## START

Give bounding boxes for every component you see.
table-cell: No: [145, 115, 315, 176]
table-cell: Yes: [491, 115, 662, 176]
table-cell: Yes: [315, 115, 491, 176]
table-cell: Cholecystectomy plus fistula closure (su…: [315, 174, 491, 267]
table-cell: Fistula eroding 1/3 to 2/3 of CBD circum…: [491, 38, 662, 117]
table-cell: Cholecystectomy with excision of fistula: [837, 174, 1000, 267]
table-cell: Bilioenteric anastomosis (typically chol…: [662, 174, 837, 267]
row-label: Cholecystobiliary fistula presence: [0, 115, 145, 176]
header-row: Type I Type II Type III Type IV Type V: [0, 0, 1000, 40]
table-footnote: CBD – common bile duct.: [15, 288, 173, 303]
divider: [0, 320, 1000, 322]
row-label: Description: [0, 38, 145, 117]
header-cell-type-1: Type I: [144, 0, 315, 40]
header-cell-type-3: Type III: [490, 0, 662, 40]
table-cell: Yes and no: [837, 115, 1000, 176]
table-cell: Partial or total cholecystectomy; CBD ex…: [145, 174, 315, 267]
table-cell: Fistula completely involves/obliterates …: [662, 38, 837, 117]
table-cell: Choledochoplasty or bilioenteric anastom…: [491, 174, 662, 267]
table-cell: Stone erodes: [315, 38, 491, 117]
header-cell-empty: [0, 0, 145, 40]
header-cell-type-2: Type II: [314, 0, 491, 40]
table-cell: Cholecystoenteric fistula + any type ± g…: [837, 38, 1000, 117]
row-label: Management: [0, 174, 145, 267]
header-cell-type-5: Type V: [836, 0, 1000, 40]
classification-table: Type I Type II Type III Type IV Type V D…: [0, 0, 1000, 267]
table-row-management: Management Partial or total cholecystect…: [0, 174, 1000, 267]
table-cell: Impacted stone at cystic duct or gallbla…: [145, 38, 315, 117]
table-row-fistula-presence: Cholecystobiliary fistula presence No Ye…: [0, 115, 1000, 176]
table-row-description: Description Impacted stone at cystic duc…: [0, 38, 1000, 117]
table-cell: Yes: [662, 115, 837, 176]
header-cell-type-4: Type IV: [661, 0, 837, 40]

## END

> WRITTEN REQUEST:
Rename "row-label" to "row-header" everywhere in the records above, and write them out again with everything else unchanged.

> COMPLETE RESPONSE:
Give bounding boxes for every component you see.
table-cell: No: [145, 115, 315, 176]
table-cell: Yes: [491, 115, 662, 176]
table-cell: Yes: [315, 115, 491, 176]
table-cell: Cholecystectomy plus fistula closure (su…: [315, 174, 491, 267]
table-cell: Fistula eroding 1/3 to 2/3 of CBD circum…: [491, 38, 662, 117]
table-cell: Cholecystectomy with excision of fistula: [837, 174, 1000, 267]
table-cell: Bilioenteric anastomosis (typically chol…: [662, 174, 837, 267]
row-header: Cholecystobiliary fistula presence: [0, 115, 145, 176]
header-row: Type I Type II Type III Type IV Type V: [0, 0, 1000, 40]
table-footnote: CBD – common bile duct.: [15, 288, 173, 303]
divider: [0, 320, 1000, 322]
row-header: Description: [0, 38, 145, 117]
header-cell-type-1: Type I: [144, 0, 315, 40]
header-cell-type-3: Type III: [490, 0, 662, 40]
table-cell: Yes and no: [837, 115, 1000, 176]
table-cell: Partial or total cholecystectomy; CBD ex…: [145, 174, 315, 267]
table-cell: Fistula completely involves/obliterates …: [662, 38, 837, 117]
table-cell: Choledochoplasty or bilioenteric anastom…: [491, 174, 662, 267]
table-cell: Stone erodes: [315, 38, 491, 117]
header-cell-empty: [0, 0, 145, 40]
header-cell-type-2: Type II: [314, 0, 491, 40]
table-cell: Cholecystoenteric fistula + any type ± g…: [837, 38, 1000, 117]
row-header: Management: [0, 174, 145, 267]
header-cell-type-5: Type V: [836, 0, 1000, 40]
classification-table: Type I Type II Type III Type IV Type V D…: [0, 0, 1000, 267]
table-row-management: Management Partial or total cholecystect…: [0, 174, 1000, 267]
table-cell: Impacted stone at cystic duct or gallbla…: [145, 38, 315, 117]
table-row-fistula-presence: Cholecystobiliary fistula presence No Ye…: [0, 115, 1000, 176]
table-row-description: Description Impacted stone at cystic duc…: [0, 38, 1000, 117]
table-cell: Yes: [662, 115, 837, 176]
header-cell-type-4: Type IV: [661, 0, 837, 40]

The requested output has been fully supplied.